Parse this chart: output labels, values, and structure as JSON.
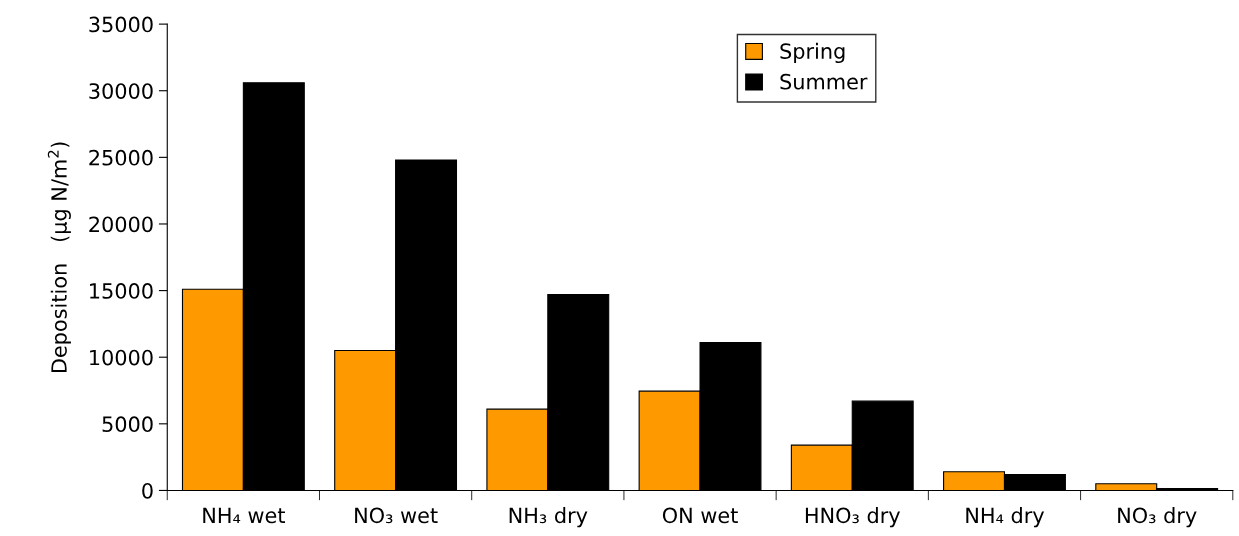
{
  "chart_data": {
    "type": "bar",
    "ylabel": "Deposition   (µg N/m$^{2}$)",
    "categories": [
      "NH₄ wet",
      "NO₃ wet",
      "NH₃ dry",
      "ON wet",
      "HNO₃ dry",
      "NH₄ dry",
      "NO₃ dry"
    ],
    "series": [
      {
        "name": "Spring",
        "color": "#ff9900",
        "values": [
          15100,
          10500,
          6100,
          7450,
          3400,
          1400,
          500
        ]
      },
      {
        "name": "Summer",
        "color": "#000000",
        "values": [
          30600,
          24800,
          14700,
          11100,
          6700,
          1200,
          150
        ]
      }
    ],
    "ylim": [
      0,
      35000
    ],
    "yticks": [
      0,
      5000,
      10000,
      15000,
      20000,
      25000,
      30000,
      35000
    ],
    "grid": false,
    "legend": "top"
  }
}
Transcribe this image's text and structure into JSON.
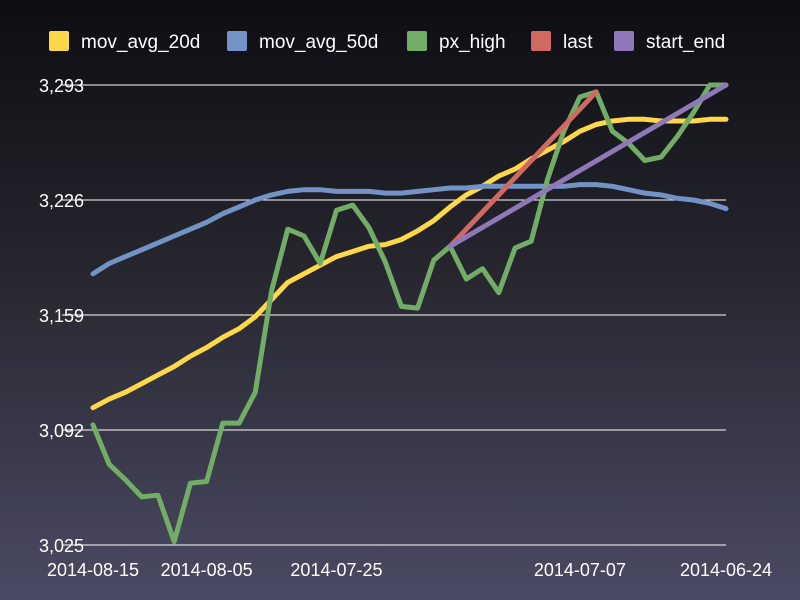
***
§ **Written task**: All of the material above needs to be restated exactly, with no pictures.

§ **Expected output**:
Parse this chart: output labels, values, and structure as JSON.
{
  "chart_data": {
    "type": "bar",
    "ylabel": "Deposition   (µg N/m$^{2}$)",
    "categories": [
      "NH₄ wet",
      "NO₃ wet",
      "NH₃ dry",
      "ON wet",
      "HNO₃ dry",
      "NH₄ dry",
      "NO₃ dry"
    ],
    "series": [
      {
        "name": "Spring",
        "color": "#ff9900",
        "values": [
          15100,
          10500,
          6100,
          7450,
          3400,
          1400,
          500
        ]
      },
      {
        "name": "Summer",
        "color": "#000000",
        "values": [
          30600,
          24800,
          14700,
          11100,
          6700,
          1200,
          150
        ]
      }
    ],
    "ylim": [
      0,
      35000
    ],
    "yticks": [
      0,
      5000,
      10000,
      15000,
      20000,
      25000,
      30000,
      35000
    ],
    "grid": false,
    "legend": "top"
  }
}
Transcribe this image's text and structure into JSON.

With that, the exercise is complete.